## Exercise
Extract every line of the data that contains the string "item", treating uppercase and lowercase as different.

## Material to process
-- Start --

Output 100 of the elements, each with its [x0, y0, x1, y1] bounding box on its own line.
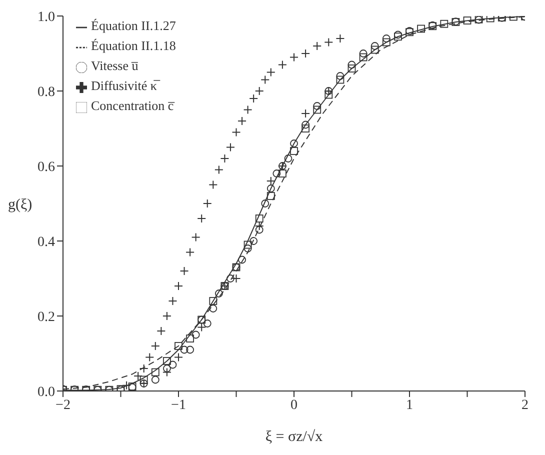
point — [302, 124, 310, 132]
point — [192, 330, 200, 339]
x-tick-label: 0 — [290, 398, 298, 413]
y-tick-label: 0.4 — [38, 234, 55, 250]
point — [266, 184, 275, 192]
point — [226, 274, 234, 282]
point — [370, 46, 379, 54]
point — [290, 140, 298, 148]
point — [208, 180, 218, 190]
point — [302, 120, 310, 129]
point — [186, 346, 194, 354]
legend-label: Équation II.1.27 — [91, 18, 176, 33]
point — [203, 320, 212, 328]
y-axis-title: g(ξ) — [8, 196, 32, 213]
point — [122, 380, 132, 390]
point — [162, 368, 172, 377]
point — [266, 176, 276, 186]
point — [232, 274, 241, 283]
y-tick-label: 1.0 — [38, 10, 55, 25]
point — [168, 296, 178, 306]
point — [440, 20, 448, 28]
point — [359, 53, 368, 62]
point — [174, 352, 183, 362]
point — [417, 24, 425, 33]
point — [313, 102, 322, 110]
point — [250, 237, 258, 245]
point — [254, 222, 264, 230]
x-tick-label: 2 — [522, 398, 528, 413]
point — [382, 38, 390, 46]
point — [168, 360, 177, 369]
point — [336, 34, 345, 43]
point — [243, 105, 252, 114]
point — [244, 240, 252, 249]
point — [226, 142, 235, 152]
point — [255, 214, 264, 222]
point — [324, 90, 333, 99]
point — [324, 38, 334, 47]
point — [214, 290, 223, 298]
point — [463, 16, 472, 24]
point — [261, 200, 270, 208]
point — [163, 357, 171, 365]
point — [313, 106, 322, 114]
point — [394, 30, 402, 39]
point — [180, 266, 189, 276]
point — [290, 147, 298, 155]
point — [486, 16, 494, 22]
point — [244, 244, 252, 252]
point — [163, 364, 171, 372]
legend-label: Concentration c̅ — [91, 98, 174, 113]
x-tick-label: 1 — [406, 398, 413, 413]
point — [134, 372, 143, 380]
point — [249, 94, 258, 103]
point — [162, 312, 172, 320]
point — [348, 60, 356, 69]
y-tick-label: 0.2 — [38, 310, 55, 325]
point — [266, 192, 275, 200]
point — [180, 346, 188, 354]
point — [238, 116, 247, 126]
y-tick-label: 0.0 — [38, 384, 55, 400]
point — [238, 256, 246, 264]
point — [214, 165, 224, 174]
legend-label: Vitesse u̅ — [91, 58, 138, 73]
point — [266, 68, 276, 77]
point — [156, 326, 166, 336]
point — [209, 304, 218, 312]
point — [301, 49, 310, 58]
point — [197, 214, 206, 223]
point — [151, 368, 160, 376]
legend-label: Équation II.1.18 — [91, 38, 176, 53]
point — [151, 376, 160, 384]
point — [174, 282, 183, 290]
point — [220, 154, 230, 163]
point — [336, 72, 344, 80]
point — [145, 352, 154, 362]
point — [382, 34, 390, 42]
point — [197, 322, 206, 332]
point — [139, 364, 148, 373]
point — [348, 64, 356, 72]
point — [186, 334, 194, 342]
point — [150, 342, 160, 350]
point — [336, 76, 344, 84]
point — [140, 376, 148, 384]
point — [186, 248, 195, 257]
point — [370, 42, 379, 50]
x-axis-title: ξ = σz/√x — [265, 429, 324, 445]
point — [290, 52, 298, 62]
point — [260, 75, 270, 84]
point — [174, 342, 182, 350]
point — [394, 32, 402, 41]
point — [278, 170, 286, 178]
point — [255, 226, 264, 234]
point — [232, 128, 241, 137]
point — [312, 42, 322, 50]
x-tick-label: −1 — [171, 398, 186, 413]
point — [301, 109, 310, 118]
point — [202, 199, 212, 208]
point — [284, 154, 292, 162]
point — [359, 50, 368, 58]
point — [191, 232, 200, 242]
y-tick-label: 0.6 — [38, 160, 55, 175]
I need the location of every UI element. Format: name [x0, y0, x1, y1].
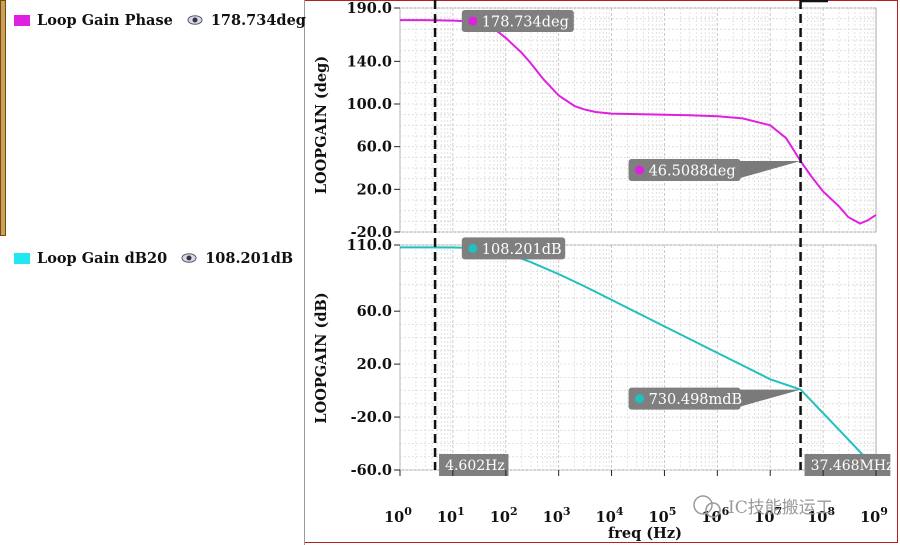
y-axis-label: LOOPGAIN (dB)	[313, 292, 330, 423]
marker-label: 730.498mdB	[649, 392, 743, 408]
grid-layer	[399, 7, 877, 471]
legend-label-phase: Loop Gain Phase	[37, 11, 173, 29]
panel-accent-bar	[0, 0, 6, 236]
y-tick-label: 100.0	[347, 96, 392, 113]
series-line	[400, 246, 877, 470]
gain-color-swatch	[14, 252, 30, 264]
legend-panel: Loop Gain Phase 178.734deg Loop Gain dB2…	[0, 0, 306, 545]
marker-label: 178.734deg	[482, 15, 569, 31]
legend-value-phase: 178.734deg	[210, 11, 306, 29]
marker-dot	[635, 394, 645, 404]
cursor-label: 37.468MHz	[811, 458, 894, 474]
plot-frame	[399, 7, 877, 233]
y-tick-label: -20.0	[351, 224, 392, 241]
marker-label-box[interactable]	[461, 237, 566, 260]
cursor-label-box[interactable]	[439, 454, 509, 476]
legend-item-phase[interactable]: Loop Gain Phase 178.734deg	[14, 9, 306, 31]
marker-dot	[468, 243, 478, 253]
y-tick-label: 140.0	[347, 53, 392, 70]
y-tick-label: 20.0	[357, 181, 392, 198]
x-tick-label: 103	[543, 505, 571, 526]
x-tick-label: 108	[807, 505, 835, 526]
marker-pointer	[736, 389, 801, 408]
marker-dot	[468, 16, 478, 26]
y-axis-label: LOOPGAIN (deg)	[313, 56, 330, 194]
legend-label-gain: Loop Gain dB20	[37, 249, 168, 267]
marker-pointer	[736, 161, 801, 180]
cursor-layer[interactable]: 4.602Hz 37.468MHz	[433, 0, 894, 476]
marker-label: 46.5088deg	[649, 164, 736, 180]
x-tick-label: 105	[649, 505, 677, 526]
wechat-icon	[705, 502, 721, 518]
marker-label-box[interactable]	[628, 159, 741, 182]
marker-label-box[interactable]	[628, 387, 741, 410]
marker-label: 108.201dB	[482, 242, 562, 258]
marker-layer[interactable]: 178.734deg 46.5088deg 108.201dB 730.498mdB	[461, 10, 801, 410]
phase-color-swatch	[14, 14, 30, 26]
cursor-label: 4.602Hz	[445, 458, 505, 474]
watermark: IC技能搬运工	[693, 495, 833, 518]
eye-icon[interactable]	[181, 252, 197, 264]
x-tick-label: 104	[596, 505, 624, 526]
y-tick-label: 20.0	[357, 356, 392, 373]
x-axis-label: freq (Hz)	[608, 525, 682, 542]
eye-icon[interactable]	[187, 14, 203, 26]
cursor-label-box[interactable]	[804, 454, 891, 476]
y-tick-label: -60.0	[351, 462, 392, 479]
y-tick-label: 60.0	[357, 139, 392, 156]
marker-label-box[interactable]	[461, 10, 574, 33]
y-tick-label: -20.0	[351, 409, 392, 426]
marker-dot	[635, 165, 645, 175]
legend-item-gain[interactable]: Loop Gain dB20 108.201dB	[14, 247, 293, 269]
x-tick-label: 107	[754, 505, 782, 526]
x-tick-label: 102	[490, 505, 518, 526]
x-tick-label: 100	[384, 505, 412, 526]
watermark-text: IC技能搬运工	[728, 498, 833, 518]
axis-layer: 190.0 140.0 100.0 60.0 20.0 -20.0 LOOPGAIN (de…	[313, 0, 888, 542]
x-tick-label: 109	[860, 505, 888, 526]
plot-frame	[399, 244, 877, 471]
y-tick-label: 190.0	[347, 0, 392, 17]
wechat-icon	[693, 495, 713, 515]
legend-value-gain: 108.201dB	[205, 249, 294, 267]
y-tick-label: 60.0	[357, 303, 392, 320]
x-tick-label: 101	[437, 505, 465, 526]
y-tick-label: 110.0	[347, 237, 392, 254]
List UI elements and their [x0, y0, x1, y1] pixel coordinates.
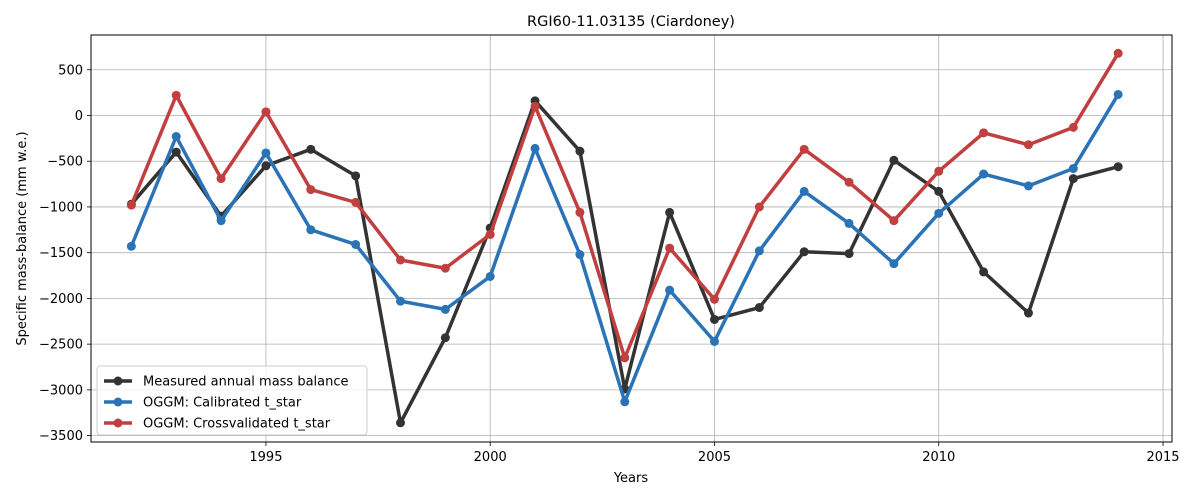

-- End --

## Response to this exercise
legend-item-phase[interactable]: Loop Gain Phase 178.734deg	[14, 9, 306, 31]
legend-item-gain[interactable]: Loop Gain dB20 108.201dB	[14, 247, 293, 269]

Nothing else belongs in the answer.